* Job *
Each line that follows should be printed again exactly as it stands.

* The input *
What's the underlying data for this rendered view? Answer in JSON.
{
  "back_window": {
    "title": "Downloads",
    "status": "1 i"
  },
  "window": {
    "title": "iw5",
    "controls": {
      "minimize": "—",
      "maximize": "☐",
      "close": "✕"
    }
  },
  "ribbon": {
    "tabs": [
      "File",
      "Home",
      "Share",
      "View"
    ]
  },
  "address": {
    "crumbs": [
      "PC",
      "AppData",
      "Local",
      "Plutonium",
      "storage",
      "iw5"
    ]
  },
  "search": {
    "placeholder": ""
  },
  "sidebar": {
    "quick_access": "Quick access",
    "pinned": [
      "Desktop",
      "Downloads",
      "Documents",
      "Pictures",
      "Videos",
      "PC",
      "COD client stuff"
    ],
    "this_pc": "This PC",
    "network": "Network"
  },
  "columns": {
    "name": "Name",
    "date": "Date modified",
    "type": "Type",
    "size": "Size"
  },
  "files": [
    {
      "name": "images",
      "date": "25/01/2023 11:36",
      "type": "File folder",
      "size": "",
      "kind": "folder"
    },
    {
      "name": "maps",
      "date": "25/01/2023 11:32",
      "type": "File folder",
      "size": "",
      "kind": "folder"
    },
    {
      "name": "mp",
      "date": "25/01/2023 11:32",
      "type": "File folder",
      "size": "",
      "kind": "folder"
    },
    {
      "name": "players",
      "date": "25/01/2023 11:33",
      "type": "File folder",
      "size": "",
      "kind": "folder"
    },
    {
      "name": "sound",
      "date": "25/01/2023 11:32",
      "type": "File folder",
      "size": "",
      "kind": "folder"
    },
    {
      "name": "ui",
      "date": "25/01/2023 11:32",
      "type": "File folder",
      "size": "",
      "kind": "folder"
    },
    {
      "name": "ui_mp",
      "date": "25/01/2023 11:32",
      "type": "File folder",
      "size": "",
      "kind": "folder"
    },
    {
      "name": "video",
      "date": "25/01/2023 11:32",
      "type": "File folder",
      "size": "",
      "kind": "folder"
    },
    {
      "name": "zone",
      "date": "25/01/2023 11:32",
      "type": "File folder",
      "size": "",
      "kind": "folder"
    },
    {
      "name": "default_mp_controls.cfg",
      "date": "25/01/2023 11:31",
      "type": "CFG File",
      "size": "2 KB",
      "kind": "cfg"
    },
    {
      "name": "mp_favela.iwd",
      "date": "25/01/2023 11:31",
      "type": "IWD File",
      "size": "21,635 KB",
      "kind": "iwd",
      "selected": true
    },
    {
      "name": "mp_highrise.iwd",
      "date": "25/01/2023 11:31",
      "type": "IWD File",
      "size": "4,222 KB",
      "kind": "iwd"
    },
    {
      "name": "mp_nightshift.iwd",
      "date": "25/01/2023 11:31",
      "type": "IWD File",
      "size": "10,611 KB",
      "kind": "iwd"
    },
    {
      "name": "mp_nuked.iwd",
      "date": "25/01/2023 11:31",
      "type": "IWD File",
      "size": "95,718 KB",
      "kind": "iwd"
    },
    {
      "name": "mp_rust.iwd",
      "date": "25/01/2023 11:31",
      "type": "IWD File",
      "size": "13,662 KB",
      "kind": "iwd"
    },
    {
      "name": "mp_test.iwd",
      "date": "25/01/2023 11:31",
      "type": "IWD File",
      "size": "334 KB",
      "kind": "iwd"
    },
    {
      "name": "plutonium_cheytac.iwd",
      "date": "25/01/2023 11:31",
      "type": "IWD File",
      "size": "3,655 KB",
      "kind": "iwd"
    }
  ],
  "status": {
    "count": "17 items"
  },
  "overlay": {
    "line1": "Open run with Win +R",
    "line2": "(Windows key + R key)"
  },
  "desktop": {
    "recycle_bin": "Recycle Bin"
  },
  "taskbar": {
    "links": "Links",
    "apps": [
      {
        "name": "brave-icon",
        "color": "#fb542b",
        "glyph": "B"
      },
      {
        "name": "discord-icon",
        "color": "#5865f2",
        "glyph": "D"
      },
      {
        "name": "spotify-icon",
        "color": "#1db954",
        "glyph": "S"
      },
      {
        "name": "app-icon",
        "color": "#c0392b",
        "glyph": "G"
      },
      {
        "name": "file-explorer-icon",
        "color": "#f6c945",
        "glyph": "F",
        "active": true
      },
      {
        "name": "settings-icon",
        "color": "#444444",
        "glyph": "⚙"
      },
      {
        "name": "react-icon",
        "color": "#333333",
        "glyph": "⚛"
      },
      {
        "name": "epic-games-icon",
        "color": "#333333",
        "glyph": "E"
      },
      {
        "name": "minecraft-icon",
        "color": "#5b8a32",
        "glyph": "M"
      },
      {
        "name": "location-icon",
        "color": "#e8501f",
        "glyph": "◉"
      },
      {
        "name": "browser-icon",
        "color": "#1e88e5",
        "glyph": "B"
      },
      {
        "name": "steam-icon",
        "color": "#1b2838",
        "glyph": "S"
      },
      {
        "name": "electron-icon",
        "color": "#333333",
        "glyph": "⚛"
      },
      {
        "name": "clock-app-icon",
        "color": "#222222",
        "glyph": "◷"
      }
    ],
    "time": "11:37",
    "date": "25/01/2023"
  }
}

* Complete output *
What's the underlying data for this rendered view? Answer in JSON.
{
  "back_window": {
    "title": "Downloads",
    "status": "1 i"
  },
  "window": {
    "title": "iw5",
    "controls": {
      "minimize": "—",
      "maximize": "☐",
      "close": "✕"
    }
  },
  "ribbon": {
    "tabs": [
      "File",
      "Home",
      "Share",
      "View"
    ]
  },
  "address": {
    "crumbs": [
      "PC",
      "AppData",
      "Local",
      "Plutonium",
      "storage",
      "iw5"
    ]
  },
  "search": {
    "placeholder": ""
  },
  "sidebar": {
    "quick_access": "Quick access",
    "pinned": [
      "Desktop",
      "Downloads",
      "Documents",
      "Pictures",
      "Videos",
      "PC",
      "COD client stuff"
    ],
    "this_pc": "This PC",
    "network": "Network"
  },
  "columns": {
    "name": "Name",
    "date": "Date modified",
    "type": "Type",
    "size": "Size"
  },
  "files": [
    {
      "name": "images",
      "date": "25/01/2023 11:36",
      "type": "File folder",
      "size": "",
      "kind": "folder"
    },
    {
      "name": "maps",
      "date": "25/01/2023 11:32",
      "type": "File folder",
      "size": "",
      "kind": "folder"
    },
    {
      "name": "mp",
      "date": "25/01/2023 11:32",
      "type": "File folder",
      "size": "",
      "kind": "folder"
    },
    {
      "name": "players",
      "date": "25/01/2023 11:33",
      "type": "File folder",
      "size": "",
      "kind": "folder"
    },
    {
      "name": "sound",
      "date": "25/01/2023 11:32",
      "type": "File folder",
      "size": "",
      "kind": "folder"
    },
    {
      "name": "ui",
      "date": "25/01/2023 11:32",
      "type": "File folder",
      "size": "",
      "kind": "folder"
    },
    {
      "name": "ui_mp",
      "date": "25/01/2023 11:32",
      "type": "File folder",
      "size": "",
      "kind": "folder"
    },
    {
      "name": "video",
      "date": "25/01/2023 11:32",
      "type": "File folder",
      "size": "",
      "kind": "folder"
    },
    {
      "name": "zone",
      "date": "25/01/2023 11:32",
      "type": "File folder",
      "size": "",
      "kind": "folder"
    },
    {
      "name": "default_mp_controls.cfg",
      "date": "25/01/2023 11:31",
      "type": "CFG File",
      "size": "2 KB",
      "kind": "cfg"
    },
    {
      "name": "mp_favela.iwd",
      "date": "25/01/2023 11:31",
      "type": "IWD File",
      "size": "21,635 KB",
      "kind": "iwd",
      "selected": true
    },
    {
      "name": "mp_highrise.iwd",
      "date": "25/01/2023 11:31",
      "type": "IWD File",
      "size": "4,222 KB",
      "kind": "iwd"
    },
    {
      "name": "mp_nightshift.iwd",
      "date": "25/01/2023 11:31",
      "type": "IWD File",
      "size": "10,611 KB",
      "kind": "iwd"
    },
    {
      "name": "mp_nuked.iwd",
      "date": "25/01/2023 11:31",
      "type": "IWD File",
      "size": "95,718 KB",
      "kind": "iwd"
    },
    {
      "name": "mp_rust.iwd",
      "date": "25/01/2023 11:31",
      "type": "IWD File",
      "size": "13,662 KB",
      "kind": "iwd"
    },
    {
      "name": "mp_test.iwd",
      "date": "25/01/2023 11:31",
      "type": "IWD File",
      "size": "334 KB",
      "kind": "iwd"
    },
    {
      "name": "plutonium_cheytac.iwd",
      "date": "25/01/2023 11:31",
      "type": "IWD File",
      "size": "3,655 KB",
      "kind": "iwd"
    }
  ],
  "status": {
    "count": "17 items"
  },
  "overlay": {
    "line1": "Open run with Win +R",
    "line2": "(Windows key + R key)"
  },
  "desktop": {
    "recycle_bin": "Recycle Bin"
  },
  "taskbar": {
    "links": "Links",
    "apps": [
      {
        "name": "brave-icon",
        "color": "#fb542b",
        "glyph": "B"
      },
      {
        "name": "discord-icon",
        "color": "#5865f2",
        "glyph": "D"
      },
      {
        "name": "spotify-icon",
        "color": "#1db954",
        "glyph": "S"
      },
      {
        "name": "app-icon",
        "color": "#c0392b",
        "glyph": "G"
      },
      {
        "name": "file-explorer-icon",
        "color": "#f6c945",
        "glyph": "F",
        "active": true
      },
      {
        "name": "settings-icon",
        "color": "#444444",
        "glyph": "⚙"
      },
      {
        "name": "react-icon",
        "color": "#333333",
        "glyph": "⚛"
      },
      {
        "name": "epic-games-icon",
        "color": "#333333",
        "glyph": "E"
      },
      {
        "name": "minecraft-icon",
        "color": "#5b8a32",
        "glyph": "M"
      },
      {
        "name": "location-icon",
        "color": "#e8501f",
        "glyph": "◉"
      },
      {
        "name": "browser-icon",
        "color": "#1e88e5",
        "glyph": "B"
      },
      {
        "name": "steam-icon",
        "color": "#1b2838",
        "glyph": "S"
      },
      {
        "name": "electron-icon",
        "color": "#333333",
        "glyph": "⚛"
      },
      {
        "name": "clock-app-icon",
        "color": "#222222",
        "glyph": "◷"
      }
    ],
    "time": "11:37",
    "date": "25/01/2023"
  }
}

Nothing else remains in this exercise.